Work to be completed:
Pick out all lines in the listing holding the string "B₁B₂" and copy them.

Records contained in a dataset
- - - - -
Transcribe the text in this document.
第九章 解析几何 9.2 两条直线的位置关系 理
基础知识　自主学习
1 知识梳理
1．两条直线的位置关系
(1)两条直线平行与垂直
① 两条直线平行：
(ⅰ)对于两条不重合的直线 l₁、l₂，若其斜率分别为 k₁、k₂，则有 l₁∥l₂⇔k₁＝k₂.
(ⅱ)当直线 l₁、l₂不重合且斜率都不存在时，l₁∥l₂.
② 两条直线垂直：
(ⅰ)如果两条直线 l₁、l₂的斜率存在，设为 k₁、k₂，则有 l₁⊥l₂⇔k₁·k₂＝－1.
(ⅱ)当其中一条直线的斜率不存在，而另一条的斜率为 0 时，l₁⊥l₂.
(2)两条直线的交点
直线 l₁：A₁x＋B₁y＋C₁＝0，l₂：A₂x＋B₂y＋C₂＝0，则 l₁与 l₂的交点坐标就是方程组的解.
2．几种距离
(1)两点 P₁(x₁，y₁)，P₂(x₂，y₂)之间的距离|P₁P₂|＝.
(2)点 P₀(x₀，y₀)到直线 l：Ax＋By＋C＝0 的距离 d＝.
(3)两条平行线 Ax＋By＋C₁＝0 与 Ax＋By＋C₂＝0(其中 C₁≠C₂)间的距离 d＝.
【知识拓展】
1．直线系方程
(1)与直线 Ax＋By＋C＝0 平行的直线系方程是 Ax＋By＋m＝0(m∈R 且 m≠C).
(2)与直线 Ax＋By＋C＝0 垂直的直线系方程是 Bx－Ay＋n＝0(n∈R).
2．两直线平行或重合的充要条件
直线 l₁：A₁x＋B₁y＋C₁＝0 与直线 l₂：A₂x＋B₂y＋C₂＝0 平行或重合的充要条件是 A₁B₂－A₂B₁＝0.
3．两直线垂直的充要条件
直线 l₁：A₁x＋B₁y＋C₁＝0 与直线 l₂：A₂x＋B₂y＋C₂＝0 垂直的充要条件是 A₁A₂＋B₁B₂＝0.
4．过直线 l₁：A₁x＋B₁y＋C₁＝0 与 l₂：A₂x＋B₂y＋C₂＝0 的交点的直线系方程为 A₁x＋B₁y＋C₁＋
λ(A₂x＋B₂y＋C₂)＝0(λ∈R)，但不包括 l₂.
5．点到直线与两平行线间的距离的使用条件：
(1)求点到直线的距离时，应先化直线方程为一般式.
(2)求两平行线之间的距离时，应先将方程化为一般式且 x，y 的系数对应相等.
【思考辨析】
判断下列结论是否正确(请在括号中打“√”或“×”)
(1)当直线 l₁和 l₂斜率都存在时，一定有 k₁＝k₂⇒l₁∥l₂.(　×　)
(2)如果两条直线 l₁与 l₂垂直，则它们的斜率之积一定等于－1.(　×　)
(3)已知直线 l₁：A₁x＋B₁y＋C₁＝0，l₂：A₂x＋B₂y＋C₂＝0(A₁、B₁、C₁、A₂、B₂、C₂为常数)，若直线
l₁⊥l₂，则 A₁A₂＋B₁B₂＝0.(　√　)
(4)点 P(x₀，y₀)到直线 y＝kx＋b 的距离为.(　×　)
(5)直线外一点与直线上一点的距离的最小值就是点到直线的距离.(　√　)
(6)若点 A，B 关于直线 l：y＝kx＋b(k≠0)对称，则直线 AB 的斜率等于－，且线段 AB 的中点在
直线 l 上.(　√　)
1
- - - - -
Right answer:
直线 l₁：A₁x＋B₁y＋C₁＝0 与直线 l₂：A₂x＋B₂y＋C₂＝0 垂直的充要条件是 A₁A₂＋B₁B₂＝0.
l₁⊥l₂，则 A₁A₂＋B₁B₂＝0.(　√　)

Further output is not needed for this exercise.